## Exercise objective
Omit all pictures and give the records below again exactly as written.

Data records
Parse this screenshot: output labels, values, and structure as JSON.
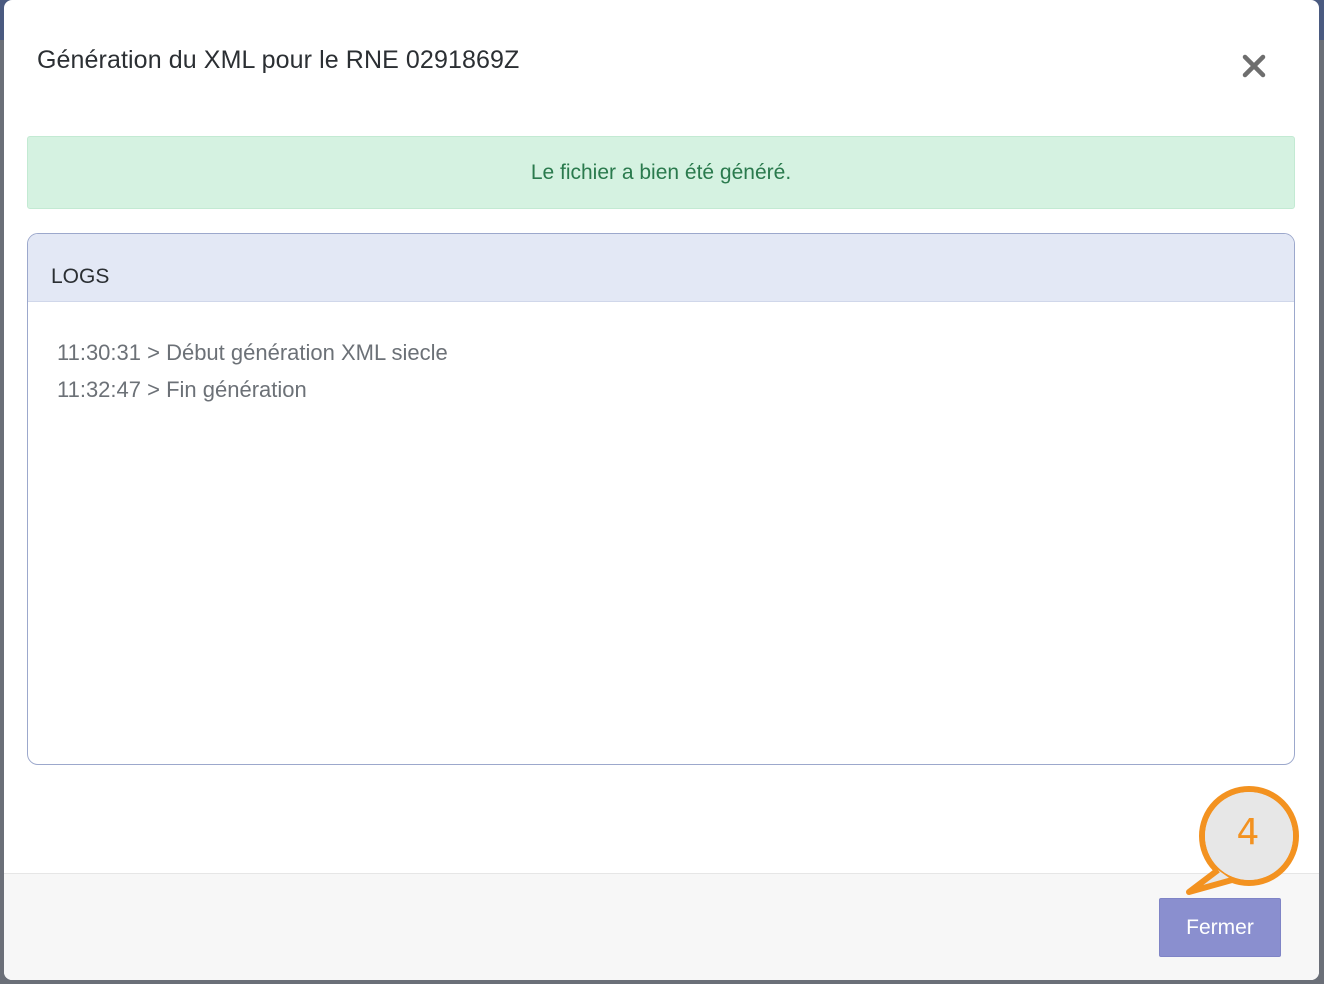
{
  "dialog": {
    "title": "Génération du XML pour le RNE 0291869Z",
    "close_icon": "close-icon"
  },
  "alert": {
    "message": "Le fichier a bien été généré.",
    "color": "#2a7a4d",
    "background": "#d5f2e1"
  },
  "logs": {
    "header": "LOGS",
    "entries": [
      "11:30:31 > Début génération XML siecle",
      "11:32:47 > Fin génération"
    ]
  },
  "footer": {
    "close_label": "Fermer",
    "button_color": "#8a8fcf"
  },
  "annotation": {
    "step_number": "4",
    "color": "#f39220"
  }
}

## Written solution
Parse this screenshot: output labels, values, and structure as JSON.
{
  "dialog": {
    "title": "Génération du XML pour le RNE 0291869Z",
    "close_icon": "close-icon"
  },
  "alert": {
    "message": "Le fichier a bien été généré.",
    "color": "#2a7a4d",
    "background": "#d5f2e1"
  },
  "logs": {
    "header": "LOGS",
    "entries": [
      "11:30:31 > Début génération XML siecle",
      "11:32:47 > Fin génération"
    ]
  },
  "footer": {
    "close_label": "Fermer",
    "button_color": "#8a8fcf"
  },
  "annotation": {
    "step_number": "4",
    "color": "#f39220"
  }
}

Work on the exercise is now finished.